The task -
Pictures in the data below are not part of the copy; transcribe everything else exactly.

[Data excerpts]
:::

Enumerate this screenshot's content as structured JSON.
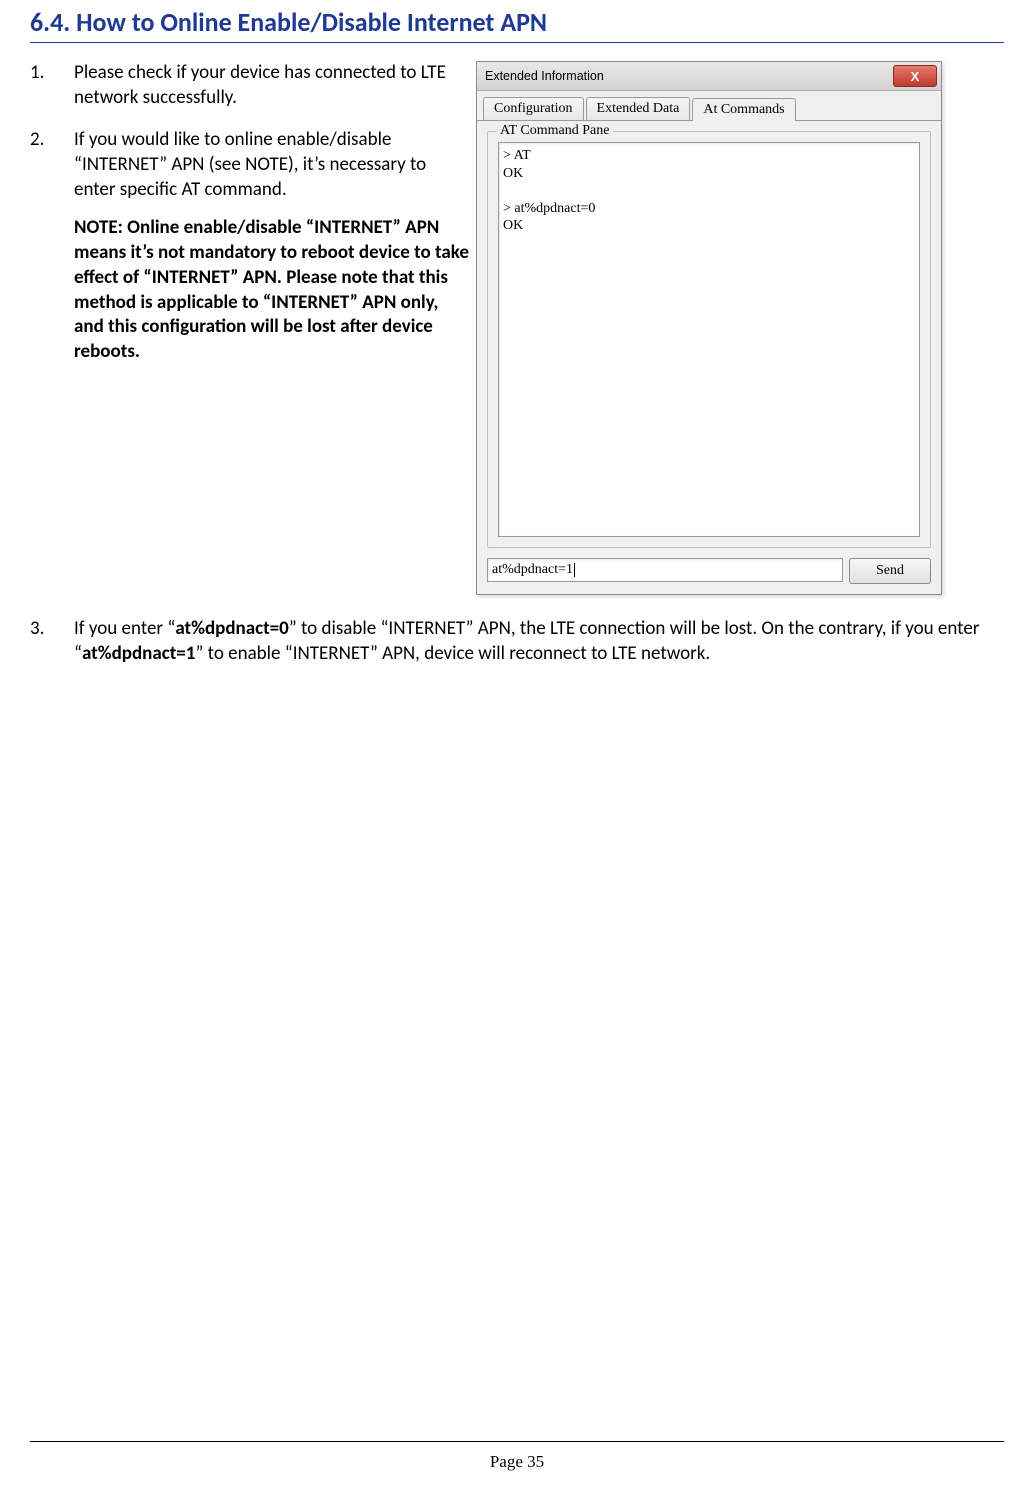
{
  "heading": "6.4. How to Online Enable/Disable Internet APN",
  "steps": {
    "s1": "Please check if your device has connected to LTE network successfully.",
    "s2": "If you would like to online enable/disable “INTERNET” APN (see NOTE), it’s necessary to enter specific AT command.",
    "note": "NOTE: Online enable/disable “INTERNET” APN means it’s not mandatory to reboot device to take effect of “INTERNET” APN. Please note that this method is applicable to “INTERNET” APN only, and this configuration will be lost after device reboots.",
    "s3_a": "If you enter “",
    "s3_cmd0": "at%dpdnact=0",
    "s3_b": "” to disable “INTERNET” APN, the LTE connection will be lost. On the contrary, if you enter “",
    "s3_cmd1": "at%dpdnact=1",
    "s3_c": "” to enable “INTERNET” APN, device will reconnect to LTE network."
  },
  "dialog": {
    "title": "Extended Information",
    "close": "X",
    "tabs": {
      "config": "Configuration",
      "extdata": "Extended Data",
      "atcmds": "At Commands"
    },
    "group_title": "AT Command Pane",
    "console_text": "> AT\nOK\n\n> at%dpdnact=0\nOK",
    "input_value": "at%dpdnact=1",
    "send_label": "Send"
  },
  "page_number": "Page 35"
}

:::

Exercise solution -
Enumerate this screenshot's content as structured JSON.
{
  "heading": "6.4. How to Online Enable/Disable Internet APN",
  "steps": {
    "s1": "Please check if your device has connected to LTE network successfully.",
    "s2": "If you would like to online enable/disable “INTERNET” APN (see NOTE), it’s necessary to enter specific AT command.",
    "note": "NOTE: Online enable/disable “INTERNET” APN means it’s not mandatory to reboot device to take effect of “INTERNET” APN. Please note that this method is applicable to “INTERNET” APN only, and this configuration will be lost after device reboots.",
    "s3_a": "If you enter “",
    "s3_cmd0": "at%dpdnact=0",
    "s3_b": "” to disable “INTERNET” APN, the LTE connection will be lost. On the contrary, if you enter “",
    "s3_cmd1": "at%dpdnact=1",
    "s3_c": "” to enable “INTERNET” APN, device will reconnect to LTE network."
  },
  "dialog": {
    "title": "Extended Information",
    "close": "X",
    "tabs": {
      "config": "Configuration",
      "extdata": "Extended Data",
      "atcmds": "At Commands"
    },
    "group_title": "AT Command Pane",
    "console_text": "> AT\nOK\n\n> at%dpdnact=0\nOK",
    "input_value": "at%dpdnact=1",
    "send_label": "Send"
  },
  "page_number": "Page 35"
}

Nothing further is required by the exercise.